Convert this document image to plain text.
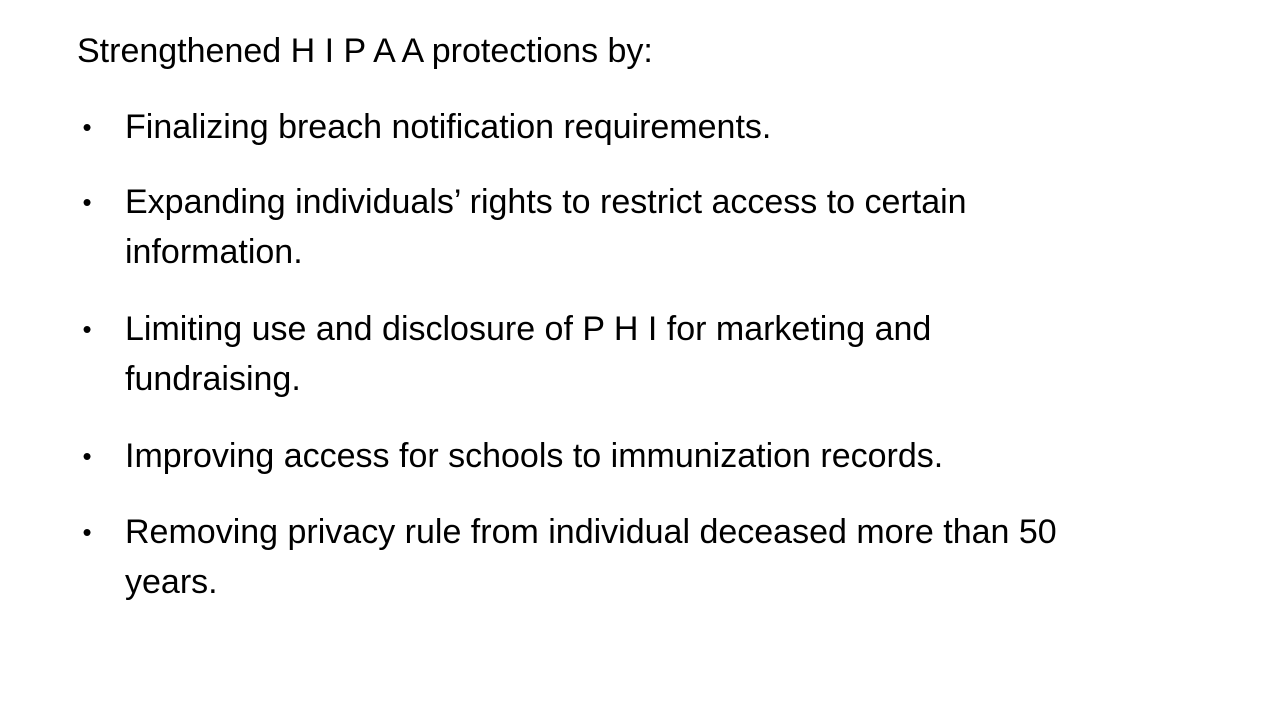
Strengthened H I P A A protections by:
• Finalizing breach notification requirements.
• Expanding individuals’ rights to restrict access to certain
information.
• Limiting use and disclosure of P H I for marketing and
fundraising.
• Improving access for schools to immunization records.
• Removing privacy rule from individual deceased more than 50
years.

----------

Task statement:
Restate the entire listing word for word, excluding pictures.

Reply to the task:
Convert this document image to plain text.
Strengthened H I P A A protections by:
• Finalizing breach notification requirements.
• Expanding individuals’ rights to restrict access to certain
information.
• Limiting use and disclosure of P H I for marketing and
fundraising.
• Improving access for schools to immunization records.
• Removing privacy rule from individual deceased more than 50
years.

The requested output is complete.